# TASK
Restate the records that follow word for word; no pictures should appear.

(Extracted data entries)
———
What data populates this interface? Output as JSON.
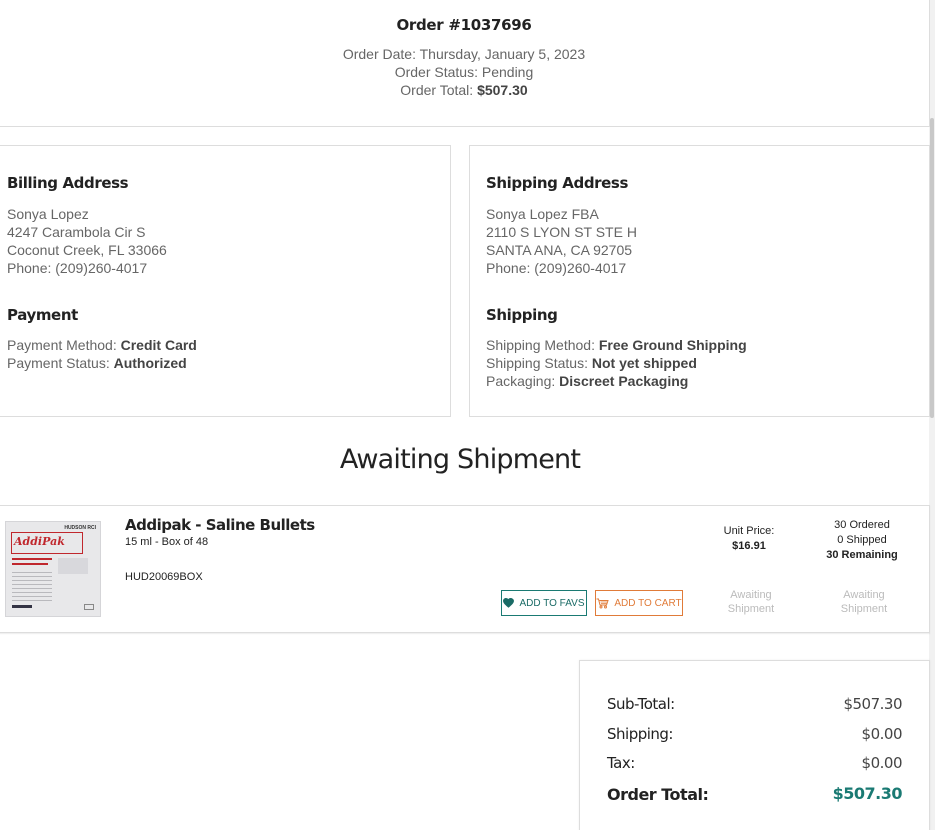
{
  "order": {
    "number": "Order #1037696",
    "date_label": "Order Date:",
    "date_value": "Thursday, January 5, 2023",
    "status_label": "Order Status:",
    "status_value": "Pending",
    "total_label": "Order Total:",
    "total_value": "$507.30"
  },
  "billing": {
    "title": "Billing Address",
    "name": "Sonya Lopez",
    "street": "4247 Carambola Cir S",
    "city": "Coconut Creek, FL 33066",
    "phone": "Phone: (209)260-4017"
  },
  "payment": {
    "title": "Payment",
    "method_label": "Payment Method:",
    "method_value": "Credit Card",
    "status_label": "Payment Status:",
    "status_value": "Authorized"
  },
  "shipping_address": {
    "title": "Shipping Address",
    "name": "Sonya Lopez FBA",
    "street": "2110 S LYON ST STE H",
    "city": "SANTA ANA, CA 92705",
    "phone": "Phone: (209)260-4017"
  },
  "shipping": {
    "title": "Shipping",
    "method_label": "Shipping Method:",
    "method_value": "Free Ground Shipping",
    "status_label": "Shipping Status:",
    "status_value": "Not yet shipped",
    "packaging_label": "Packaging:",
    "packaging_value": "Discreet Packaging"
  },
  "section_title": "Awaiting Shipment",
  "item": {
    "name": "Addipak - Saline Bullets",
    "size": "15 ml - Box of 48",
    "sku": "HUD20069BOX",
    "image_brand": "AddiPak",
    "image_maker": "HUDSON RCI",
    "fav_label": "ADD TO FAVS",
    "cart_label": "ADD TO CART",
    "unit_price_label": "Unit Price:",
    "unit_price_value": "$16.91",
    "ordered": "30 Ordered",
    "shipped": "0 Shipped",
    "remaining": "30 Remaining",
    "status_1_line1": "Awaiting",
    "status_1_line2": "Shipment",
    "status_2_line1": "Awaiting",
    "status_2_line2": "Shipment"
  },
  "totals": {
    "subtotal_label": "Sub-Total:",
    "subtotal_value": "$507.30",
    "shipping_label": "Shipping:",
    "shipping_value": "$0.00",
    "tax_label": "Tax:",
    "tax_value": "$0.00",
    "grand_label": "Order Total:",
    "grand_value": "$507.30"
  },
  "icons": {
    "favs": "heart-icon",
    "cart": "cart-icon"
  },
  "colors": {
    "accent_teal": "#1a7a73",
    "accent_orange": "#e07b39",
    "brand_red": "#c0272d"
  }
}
———
# RESPONSE BELOW
What data populates this interface? Output as JSON.
{
  "order": {
    "number": "Order #1037696",
    "date_label": "Order Date:",
    "date_value": "Thursday, January 5, 2023",
    "status_label": "Order Status:",
    "status_value": "Pending",
    "total_label": "Order Total:",
    "total_value": "$507.30"
  },
  "billing": {
    "title": "Billing Address",
    "name": "Sonya Lopez",
    "street": "4247 Carambola Cir S",
    "city": "Coconut Creek, FL 33066",
    "phone": "Phone: (209)260-4017"
  },
  "payment": {
    "title": "Payment",
    "method_label": "Payment Method:",
    "method_value": "Credit Card",
    "status_label": "Payment Status:",
    "status_value": "Authorized"
  },
  "shipping_address": {
    "title": "Shipping Address",
    "name": "Sonya Lopez FBA",
    "street": "2110 S LYON ST STE H",
    "city": "SANTA ANA, CA 92705",
    "phone": "Phone: (209)260-4017"
  },
  "shipping": {
    "title": "Shipping",
    "method_label": "Shipping Method:",
    "method_value": "Free Ground Shipping",
    "status_label": "Shipping Status:",
    "status_value": "Not yet shipped",
    "packaging_label": "Packaging:",
    "packaging_value": "Discreet Packaging"
  },
  "section_title": "Awaiting Shipment",
  "item": {
    "name": "Addipak - Saline Bullets",
    "size": "15 ml - Box of 48",
    "sku": "HUD20069BOX",
    "image_brand": "AddiPak",
    "image_maker": "HUDSON RCI",
    "fav_label": "ADD TO FAVS",
    "cart_label": "ADD TO CART",
    "unit_price_label": "Unit Price:",
    "unit_price_value": "$16.91",
    "ordered": "30 Ordered",
    "shipped": "0 Shipped",
    "remaining": "30 Remaining",
    "status_1_line1": "Awaiting",
    "status_1_line2": "Shipment",
    "status_2_line1": "Awaiting",
    "status_2_line2": "Shipment"
  },
  "totals": {
    "subtotal_label": "Sub-Total:",
    "subtotal_value": "$507.30",
    "shipping_label": "Shipping:",
    "shipping_value": "$0.00",
    "tax_label": "Tax:",
    "tax_value": "$0.00",
    "grand_label": "Order Total:",
    "grand_value": "$507.30"
  },
  "icons": {
    "favs": "heart-icon",
    "cart": "cart-icon"
  },
  "colors": {
    "accent_teal": "#1a7a73",
    "accent_orange": "#e07b39",
    "brand_red": "#c0272d"
  }
}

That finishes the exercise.